- What is being asked:
Select, from the data, each line where "your" occurs.

[Records excerpted from a collection]
BEGIN

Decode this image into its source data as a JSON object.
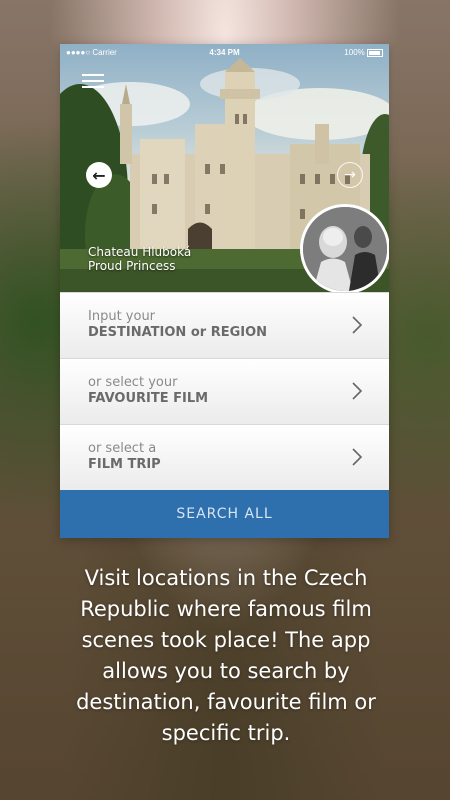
{
  "statusbar": {
    "carrier": "●●●●○ Carrier",
    "time": "4:34 PM",
    "battery": "100%"
  },
  "hero": {
    "location_name": "Chateau Hluboká",
    "film_name": "Proud Princess",
    "icons": [
      "menu-icon",
      "arrow-left-icon",
      "arrow-right-icon"
    ]
  },
  "menu": {
    "destination": {
      "line1": "Input your",
      "line2": "DESTINATION or REGION"
    },
    "film": {
      "line1": "or select your",
      "line2": "FAVOURITE FILM"
    },
    "trip": {
      "line1": "or select a",
      "line2": "FILM TRIP"
    }
  },
  "search_button": "SEARCH ALL",
  "description": "Visit locations in the Czech Republic where famous film scenes took place! The app allows you to search by destination, favourite film or specific trip.",
  "colors": {
    "accent": "#2e6fae",
    "search_text": "#d6e4f2"
  }
}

END

- Reply:
      "line1": "Input your",
      "line1": "or select your",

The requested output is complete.